Exercise objective: Format as a JSON list of strings, one string per line with blank lines omitted, the lines beginning at the one that contains "label-figure-a: A xyxy=(304,258,315,273)" and ending after the one that contains "q30-item1-b: ；不同的是 xyxy=(178,563,248,579)".

Data shown:
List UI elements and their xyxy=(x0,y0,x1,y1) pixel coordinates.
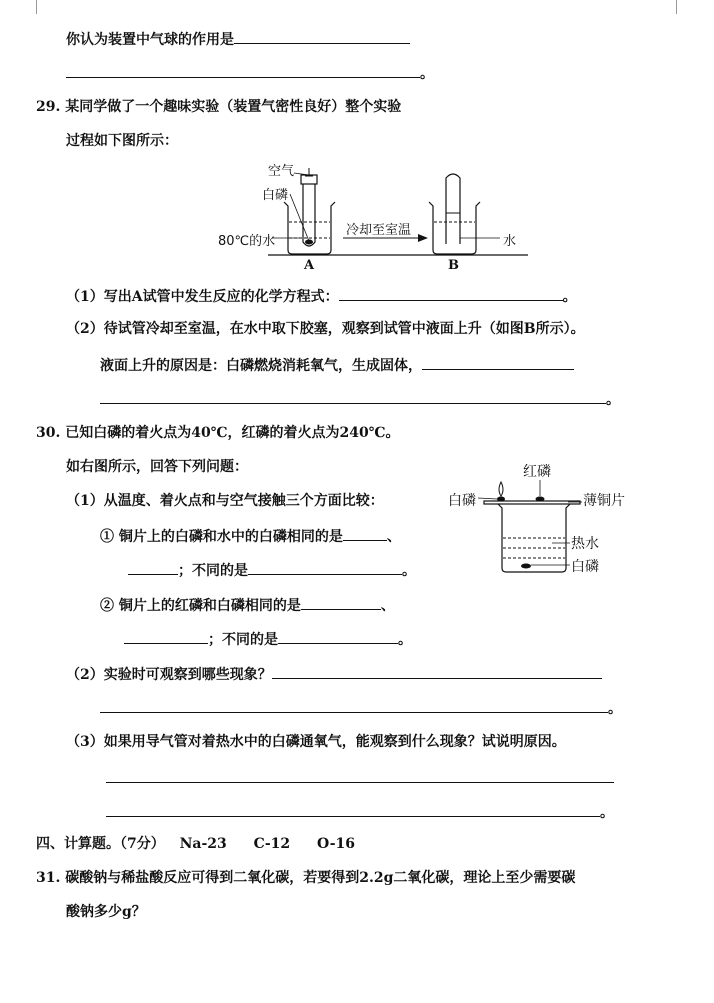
label-figure-a: A xyxy=(304,258,315,273)
q30-stem: 已知白磷的着火点为40℃，红磷的着火点为240℃。 xyxy=(65,425,400,441)
q31-line1 xyxy=(36,869,575,887)
answer-blank[interactable] xyxy=(124,629,208,644)
q30-sub1: （1）从温度、着火点和与空气接触三个方面比较： xyxy=(66,493,384,509)
q30-stem-line2: 如右图所示，回答下列问题： xyxy=(66,459,248,475)
label-white-phosphorus: 白磷 xyxy=(262,188,289,203)
q30-sub2: （2）实验时可观察到哪些现象？ xyxy=(66,667,272,683)
q30-item1-b: ；不同的是 xyxy=(178,563,248,579)
q30-item2-b: ；不同的是 xyxy=(208,632,278,648)
end-mark: 。 xyxy=(398,632,412,648)
question-number: 30. xyxy=(36,425,61,441)
end-mark: 。 xyxy=(608,701,622,717)
answer-blank[interactable] xyxy=(100,698,608,713)
q30-item1-a: ① 铜片上的白磷和水中的白磷相同的是 xyxy=(100,529,343,545)
label-red-phosphorus: 红磷 xyxy=(523,464,551,480)
label-white-phosphorus-bottom: 白磷 xyxy=(571,559,599,575)
q30-sub3-answer-line1 xyxy=(106,768,614,788)
label-figure-b: B xyxy=(448,258,459,273)
q29-sub2-line1: （2）待试管冷却至室温，在水中取下胶塞，观察到试管中液面上升（如图B所示）。 xyxy=(66,321,585,337)
end-mark: 。 xyxy=(420,66,434,82)
atomic-mass-na: Na-23 xyxy=(179,836,227,852)
answer-blank[interactable] xyxy=(272,664,602,679)
atomic-mass-o: O-16 xyxy=(316,836,355,852)
atomic-mass-c: C-12 xyxy=(253,836,291,852)
q30-sub2-line xyxy=(66,664,602,684)
q31-line2: 酸钠多少g？ xyxy=(66,904,146,920)
label-cool-to-room-temp: 冷却至室温 xyxy=(346,223,412,238)
q30-sub3-line: （3）如果用导气管对着热水中的白磷通氧气，能观察到什么现象？试说明原因。 xyxy=(66,734,566,750)
section-heading: 四、计算题。（7分） xyxy=(36,836,165,852)
q30-item2-a: ② 铜片上的红磷和白磷相同的是 xyxy=(100,598,301,614)
question-number: 31. xyxy=(36,870,61,886)
q30-item2-line2 xyxy=(124,629,412,649)
end-mark: 。 xyxy=(600,805,614,821)
q30-sub3-answer-line2 xyxy=(106,802,614,822)
q29-sub1: （1）写出A试管中发生反应的化学方程式： xyxy=(66,289,339,305)
question-number: 29. xyxy=(36,99,61,115)
end-mark: 。 xyxy=(562,289,577,305)
q30-sub2-answer-line xyxy=(100,698,622,718)
label-water: 水 xyxy=(503,234,517,249)
q29-stem-line2: 过程如下图所示： xyxy=(66,133,178,149)
answer-blank[interactable] xyxy=(278,629,398,644)
section4-heading-line xyxy=(36,835,355,853)
q28-tail-text: 你认为装置中气球的作用是 xyxy=(66,32,234,48)
separator: 、 xyxy=(380,598,395,614)
answer-blank[interactable] xyxy=(106,802,600,817)
separator: 、 xyxy=(386,529,401,545)
q29-stem: 某同学做了一个趣味实验（装置气密性良好）整个实验 xyxy=(65,99,402,115)
q31-text: 碳酸钠与稀盐酸反应可得到二氧化碳，若要得到2.2g二氧化碳，理论上至少需要碳 xyxy=(65,870,576,886)
end-mark: 。 xyxy=(402,563,416,579)
label-air: 空气 xyxy=(268,164,295,179)
label-hot-water: 热水 xyxy=(571,536,599,552)
answer-blank[interactable] xyxy=(106,768,614,783)
end-mark: 。 xyxy=(606,392,620,408)
q29-sub2-reason: 液面上升的原因是：白磷燃烧消耗氧气，生成固体， xyxy=(100,358,422,374)
label-white-phosphorus-top: 白磷 xyxy=(448,493,476,509)
label-copper-sheet: 薄铜片 xyxy=(583,493,625,509)
label-hot-water-80: 80℃的水 xyxy=(218,234,276,249)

Completed exercise:
[
  "label-figure-a: A xyxy=(304,258,315,273)",
  "q30-stem: 已知白磷的着火点为40℃，红磷的着火点为240℃。 xyxy=(65,425,400,441)",
  "q31-line1 xyxy=(36,869,575,887)",
  "answer-blank[interactable] xyxy=(124,629,208,644)",
  "q30-sub1: （1）从温度、着火点和与空气接触三个方面比较： xyxy=(66,493,384,509)",
  "q30-stem-line2: 如右图所示，回答下列问题： xyxy=(66,459,248,475)",
  "label-white-phosphorus: 白磷 xyxy=(262,188,289,203)",
  "q30-sub2: （2）实验时可观察到哪些现象？ xyxy=(66,667,272,683)",
  "q30-item1-b: ；不同的是 xyxy=(178,563,248,579)"
]